Фрагмент документа |
----------
Любовь без морализаторства. Почему Достоевский — писатель христианский
Великая русская литература, берущая свое начало от «Сказания о Борисе и Глебе», «Повести временных лет» преподобного Нестора Летописца и «Слова о Законе и Благодати» святителя Илариона, славна и великими именами,
С одной стороны, ответ на вопрос, почему творчество Федора Михайловича так близко верующему сердцу, лежит на поверхности: Достоевский практически в каждом произведении обращался к вечным темам, использовал различные христианские сюжеты и символы. К тому же ни Тургенев, ни Некрасов, ни Салтыков-Щедрин, ни Лев Толстой не были настолько глубоко проникнуты христианским вероучением, не обращались с завидным постоянством, как Достоевский, к Священному Писанию, не испытывали всеохватывающего интереса к Церкви и духовной жизни.
----------
Выдержки из данных |
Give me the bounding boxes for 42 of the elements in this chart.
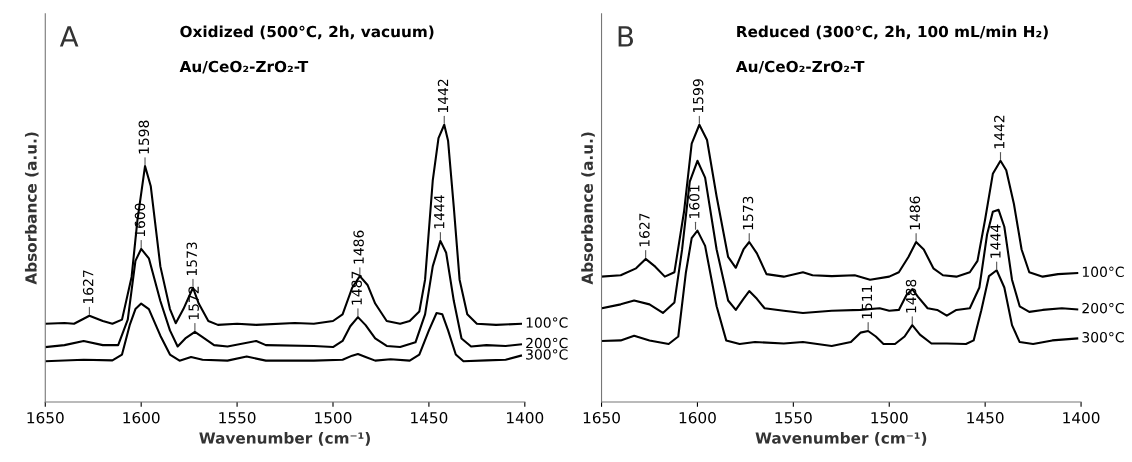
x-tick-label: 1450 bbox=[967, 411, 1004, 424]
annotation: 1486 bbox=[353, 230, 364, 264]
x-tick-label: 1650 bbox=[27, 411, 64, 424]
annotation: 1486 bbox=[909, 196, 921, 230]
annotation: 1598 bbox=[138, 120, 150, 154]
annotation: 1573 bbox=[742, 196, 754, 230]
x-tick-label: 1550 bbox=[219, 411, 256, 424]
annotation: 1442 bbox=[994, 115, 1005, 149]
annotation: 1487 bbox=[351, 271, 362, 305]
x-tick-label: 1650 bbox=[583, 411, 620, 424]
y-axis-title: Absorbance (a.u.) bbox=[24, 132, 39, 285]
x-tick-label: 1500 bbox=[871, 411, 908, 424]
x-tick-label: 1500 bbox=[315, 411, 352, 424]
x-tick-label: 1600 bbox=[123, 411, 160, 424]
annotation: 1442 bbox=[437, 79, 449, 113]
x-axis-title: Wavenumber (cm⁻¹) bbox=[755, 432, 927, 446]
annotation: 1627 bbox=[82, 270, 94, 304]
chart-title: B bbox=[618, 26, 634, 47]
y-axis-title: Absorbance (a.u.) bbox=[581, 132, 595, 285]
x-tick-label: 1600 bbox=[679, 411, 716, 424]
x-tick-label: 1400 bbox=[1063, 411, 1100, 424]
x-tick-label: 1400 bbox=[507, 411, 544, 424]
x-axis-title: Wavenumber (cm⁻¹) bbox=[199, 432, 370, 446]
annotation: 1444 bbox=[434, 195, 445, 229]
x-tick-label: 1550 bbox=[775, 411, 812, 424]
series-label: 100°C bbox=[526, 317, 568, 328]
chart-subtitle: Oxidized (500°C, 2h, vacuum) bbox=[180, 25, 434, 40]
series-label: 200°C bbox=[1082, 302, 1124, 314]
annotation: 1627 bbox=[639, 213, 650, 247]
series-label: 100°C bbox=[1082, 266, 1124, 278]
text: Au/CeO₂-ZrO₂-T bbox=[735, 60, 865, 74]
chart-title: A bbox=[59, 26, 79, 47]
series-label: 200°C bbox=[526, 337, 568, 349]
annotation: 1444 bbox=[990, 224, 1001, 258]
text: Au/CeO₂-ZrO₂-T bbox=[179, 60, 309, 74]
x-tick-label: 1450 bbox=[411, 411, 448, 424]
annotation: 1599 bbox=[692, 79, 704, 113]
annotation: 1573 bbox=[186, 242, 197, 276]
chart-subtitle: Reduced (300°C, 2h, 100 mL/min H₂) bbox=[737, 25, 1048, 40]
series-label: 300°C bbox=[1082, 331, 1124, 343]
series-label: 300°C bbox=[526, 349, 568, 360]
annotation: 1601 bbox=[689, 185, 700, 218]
----------
Задание 1 | Воспроизведите дословно отрывок статьи о Достоевском от «Любовь без морализаторства.» до «и духовной жизни.».
Задание 2 | Продолжите статью о Достоевском, начав сразу после ее последнего предложения.
Материал никак не связан со статьей о Достоевском.

Письменный ответ 1 |
Любовь без морализаторства. Почему Достоевский — писатель христианский
Великая русская литература, берущая свое начало от «Сказания о Борисе и Глебе», «Повести временных лет» преподобного Нестора Летописца и «Слова о Законе и Благодати» святителя Илариона, славна и великими именами,
С одной стороны, ответ на вопрос, почему творчество Федора Михайловича так близко верующему сердцу, лежит на поверхности: Достоевский практически в каждом произведении обращался к вечным темам, использовал различные христианские сюжеты и символы. К тому же ни Тургенев, ни Некрасов, ни Салтыков-Щедрин, ни Лев Толстой не были настолько глубоко проникнуты христианским вероучением, не обращались с завидным постоянством, как Достоевский, к Священному Писанию, не испытывали всеохватывающего интереса к Церкви и духовной жизни.

Письменный ответ 2 |
С другой стороны, как одного лишь упоминания имени Господа Иисуса Христа недостаточно, чтобы подлинно быть христианином, так и наличия христианских тем и сюжетов в литературном произведении, обращения к образу Христа недостаточно для того, чтобы в полном смысле этого слова быть христианским писателем. Даже пророчества именем Иисуса, как сказано в Евангелии: Не всякий, говорящий Мне: «Господи! Господи!», войдет в Царство Небесное, но исполняющий волю Отца Моего Небесного (Мф. 7:21), мало для спасения.
Что значит быть христианским писателем, почему именно к Достоевскому мы применяем это понятие, а ко многим другим великим русским литераторам — не решаемся? Причем даже к тем, кто вроде бы тоже не игнорировал вопросы веры и духовной жизни. Например, Лев Толстой внимательно изучал историю христианства, но, как известно, не поднялся на ту духовную высоту, на которой стоит автор «Преступления и наказания», «Идиота», «Бесов» и «Братьев Карамазовых».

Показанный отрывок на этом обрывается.